== Görevin ==
Sanasaryan Han ihalesiyle ilgili haberde "Türkiye Ermeni toplumunun" sözlerinden "ortadan kalmış oldu." sözlerine kadar olan bölümü kelimesi kelimesine aktar.

== Alıntılanan metin ==
—————

Sanasaryan'da ihale tezgâhı

İstanbul'un tarihi binalarından biri olan ve geçmişte Ermeni toplumunun elinden alınan Sanasaryan Han, Ermeni Patrikliği'nin açtığı iade davasına rağmen ihaleye çıkarıldı. Kiralama amaçlı ihale 18 Temmuz'da, Ermeni toplumu tepkili.

Rober Koptaş

rober.koptas@agos.com.tr

Türkiye Ermeni toplumunun gasp edilen en önemli mülklerinden biri olan Sanasaryan Han, İstanbul Ermeni Patrikliği’nin açtığı iade davası sürdüğü halde kiralanmak üzere ihaleye çıkarıldı. Vakıflar Genel Müdürlüğü İstanbul 1.Bölge Müdürlüğü tarafından yapılan ihale duyurusu Resmi Gazete’de yayımlandı. 18 Temmuz’da yapılacak ihaleyle, hanın kullanım hakkının 50 yıllığına Patrikliğe verileceği söylentisi de şimdilik ortadan kalmış oldu.

—————

== Çıkarılan materyal ==

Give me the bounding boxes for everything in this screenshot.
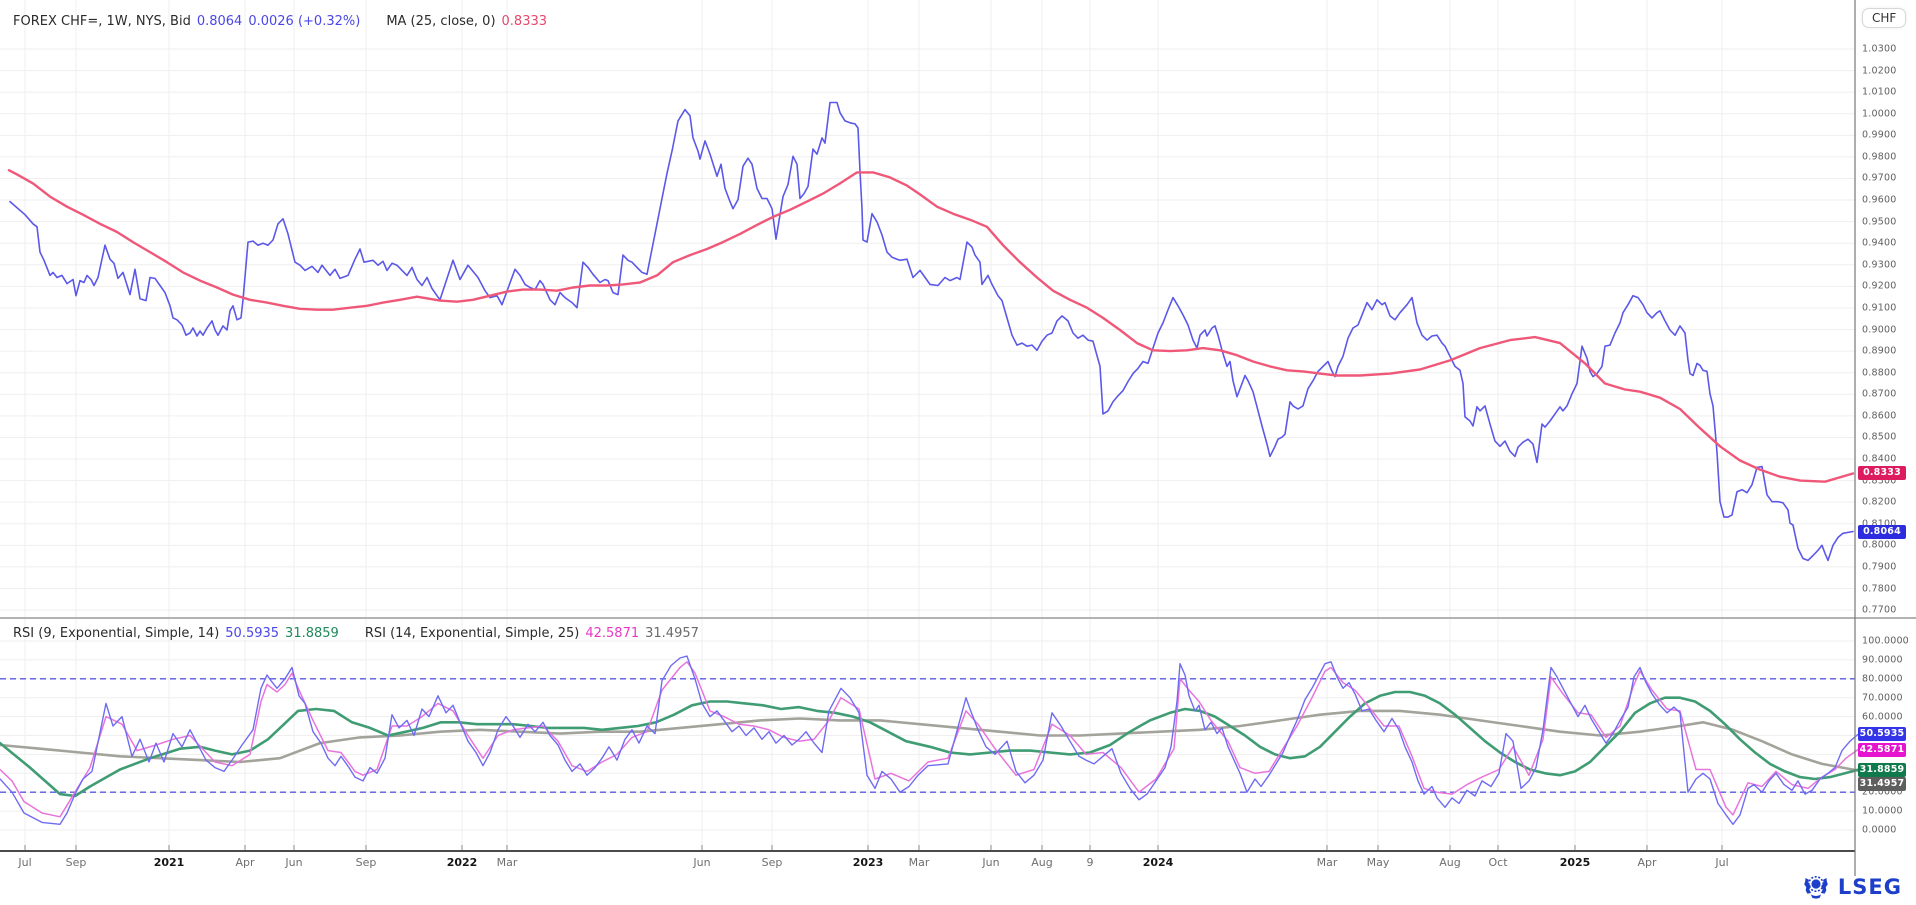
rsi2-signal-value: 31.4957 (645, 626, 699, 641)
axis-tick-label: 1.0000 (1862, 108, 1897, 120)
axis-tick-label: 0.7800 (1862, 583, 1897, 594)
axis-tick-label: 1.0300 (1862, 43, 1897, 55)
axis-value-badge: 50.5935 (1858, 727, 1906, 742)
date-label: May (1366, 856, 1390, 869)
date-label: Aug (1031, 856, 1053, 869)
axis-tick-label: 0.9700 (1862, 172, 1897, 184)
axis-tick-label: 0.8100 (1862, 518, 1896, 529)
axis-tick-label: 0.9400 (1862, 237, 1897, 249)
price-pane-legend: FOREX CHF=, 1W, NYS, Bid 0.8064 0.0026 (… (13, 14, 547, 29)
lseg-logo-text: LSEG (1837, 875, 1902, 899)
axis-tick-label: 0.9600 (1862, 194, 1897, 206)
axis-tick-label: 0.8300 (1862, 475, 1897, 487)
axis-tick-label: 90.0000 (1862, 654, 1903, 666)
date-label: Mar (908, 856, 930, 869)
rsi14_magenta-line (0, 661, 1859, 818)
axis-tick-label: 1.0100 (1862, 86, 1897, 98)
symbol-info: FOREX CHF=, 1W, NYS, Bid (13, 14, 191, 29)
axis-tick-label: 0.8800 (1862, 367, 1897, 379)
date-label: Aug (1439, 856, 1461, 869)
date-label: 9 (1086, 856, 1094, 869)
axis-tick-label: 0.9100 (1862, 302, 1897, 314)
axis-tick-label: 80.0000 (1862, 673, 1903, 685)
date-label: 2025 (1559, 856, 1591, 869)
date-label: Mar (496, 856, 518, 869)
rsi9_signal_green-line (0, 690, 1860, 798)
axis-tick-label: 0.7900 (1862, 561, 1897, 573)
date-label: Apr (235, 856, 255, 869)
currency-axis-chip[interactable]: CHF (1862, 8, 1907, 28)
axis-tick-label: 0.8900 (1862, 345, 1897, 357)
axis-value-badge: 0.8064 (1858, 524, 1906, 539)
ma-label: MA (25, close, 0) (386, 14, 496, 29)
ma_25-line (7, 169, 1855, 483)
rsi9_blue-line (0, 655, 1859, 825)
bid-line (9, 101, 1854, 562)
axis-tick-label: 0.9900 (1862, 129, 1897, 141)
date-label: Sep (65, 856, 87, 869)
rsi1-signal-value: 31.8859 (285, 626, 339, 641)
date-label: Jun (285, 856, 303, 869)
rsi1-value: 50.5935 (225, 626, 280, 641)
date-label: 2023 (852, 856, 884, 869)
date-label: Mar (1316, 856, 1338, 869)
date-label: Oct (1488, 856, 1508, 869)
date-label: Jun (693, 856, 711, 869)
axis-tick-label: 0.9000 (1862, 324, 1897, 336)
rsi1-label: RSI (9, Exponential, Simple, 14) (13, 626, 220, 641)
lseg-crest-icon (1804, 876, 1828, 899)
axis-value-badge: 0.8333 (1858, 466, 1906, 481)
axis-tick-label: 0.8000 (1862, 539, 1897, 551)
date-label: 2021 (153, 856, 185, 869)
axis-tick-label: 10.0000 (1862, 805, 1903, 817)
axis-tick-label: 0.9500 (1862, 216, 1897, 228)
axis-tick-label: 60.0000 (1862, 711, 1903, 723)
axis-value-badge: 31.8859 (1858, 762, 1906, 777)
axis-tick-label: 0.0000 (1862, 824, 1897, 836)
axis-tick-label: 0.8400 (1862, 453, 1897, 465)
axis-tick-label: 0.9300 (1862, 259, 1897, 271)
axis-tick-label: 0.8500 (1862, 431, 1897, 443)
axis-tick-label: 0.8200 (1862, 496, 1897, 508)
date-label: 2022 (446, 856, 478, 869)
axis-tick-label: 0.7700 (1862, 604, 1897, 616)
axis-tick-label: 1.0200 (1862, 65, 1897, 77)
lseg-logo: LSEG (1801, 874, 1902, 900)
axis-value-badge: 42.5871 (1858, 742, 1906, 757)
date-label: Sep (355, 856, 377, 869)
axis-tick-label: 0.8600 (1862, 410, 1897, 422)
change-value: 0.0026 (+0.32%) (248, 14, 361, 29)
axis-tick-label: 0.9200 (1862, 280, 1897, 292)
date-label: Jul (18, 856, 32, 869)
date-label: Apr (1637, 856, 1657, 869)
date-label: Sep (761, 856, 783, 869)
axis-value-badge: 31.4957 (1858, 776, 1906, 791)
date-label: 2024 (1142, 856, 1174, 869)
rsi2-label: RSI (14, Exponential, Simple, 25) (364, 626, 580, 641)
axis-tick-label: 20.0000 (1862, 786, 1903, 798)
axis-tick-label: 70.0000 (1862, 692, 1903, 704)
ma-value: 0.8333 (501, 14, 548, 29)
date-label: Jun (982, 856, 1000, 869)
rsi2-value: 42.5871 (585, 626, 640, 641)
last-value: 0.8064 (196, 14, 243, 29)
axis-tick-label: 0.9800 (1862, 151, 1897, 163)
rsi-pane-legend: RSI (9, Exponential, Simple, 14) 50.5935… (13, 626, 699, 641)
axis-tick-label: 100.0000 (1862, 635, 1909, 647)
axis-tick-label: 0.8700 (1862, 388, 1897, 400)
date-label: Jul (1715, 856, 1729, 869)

—————

== Alıştırma çıktısı ==
Türkiye Ermeni toplumunun gasp edilen en önemli mülklerinden biri olan Sanasaryan Han, İstanbul Ermeni Patrikliği’nin açtığı iade davası sürdüğü halde kiralanmak üzere ihaleye çıkarıldı. Vakıflar Genel Müdürlüğü İstanbul 1.Bölge Müdürlüğü tarafından yapılan ihale duyurusu Resmi Gazete’de yayımlandı. 18 Temmuz’da yapılacak ihaleyle, hanın kullanım hakkının 50 yıllığına Patrikliğe verileceği söylentisi de şimdilik ortadan kalmış oldu.